Page records with their text
--------

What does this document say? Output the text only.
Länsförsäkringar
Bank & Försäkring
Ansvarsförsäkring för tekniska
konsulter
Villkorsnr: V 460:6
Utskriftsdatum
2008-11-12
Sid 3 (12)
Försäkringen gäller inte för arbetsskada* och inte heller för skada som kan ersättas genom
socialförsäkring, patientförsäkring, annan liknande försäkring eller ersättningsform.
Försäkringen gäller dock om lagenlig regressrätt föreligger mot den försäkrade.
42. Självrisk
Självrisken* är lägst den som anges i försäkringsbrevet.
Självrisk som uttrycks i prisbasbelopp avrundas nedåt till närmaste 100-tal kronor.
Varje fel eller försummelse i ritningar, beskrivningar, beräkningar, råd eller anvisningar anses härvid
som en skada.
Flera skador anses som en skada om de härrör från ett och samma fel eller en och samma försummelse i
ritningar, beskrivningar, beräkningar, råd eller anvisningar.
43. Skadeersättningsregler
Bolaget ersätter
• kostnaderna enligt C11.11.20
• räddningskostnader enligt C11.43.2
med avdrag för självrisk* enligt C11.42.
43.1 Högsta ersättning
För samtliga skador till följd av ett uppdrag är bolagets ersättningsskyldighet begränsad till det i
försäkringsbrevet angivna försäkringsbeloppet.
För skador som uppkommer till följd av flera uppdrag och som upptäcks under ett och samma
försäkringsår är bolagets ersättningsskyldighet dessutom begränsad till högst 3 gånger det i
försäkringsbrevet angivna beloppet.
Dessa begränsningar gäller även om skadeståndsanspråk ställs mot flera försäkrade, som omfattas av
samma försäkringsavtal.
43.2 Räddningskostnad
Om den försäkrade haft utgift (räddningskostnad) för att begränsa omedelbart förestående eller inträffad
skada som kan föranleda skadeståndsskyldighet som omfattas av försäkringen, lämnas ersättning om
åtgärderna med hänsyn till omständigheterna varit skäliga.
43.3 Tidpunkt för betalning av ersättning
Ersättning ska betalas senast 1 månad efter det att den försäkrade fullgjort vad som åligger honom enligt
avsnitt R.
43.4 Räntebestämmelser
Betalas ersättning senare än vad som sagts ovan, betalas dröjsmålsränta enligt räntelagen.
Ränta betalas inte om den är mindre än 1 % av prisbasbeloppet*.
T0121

--------

* Problem to solve
Say how many lines of the entries above hold the string "till", and say nothing besides the number.

* Answer to this exercise
5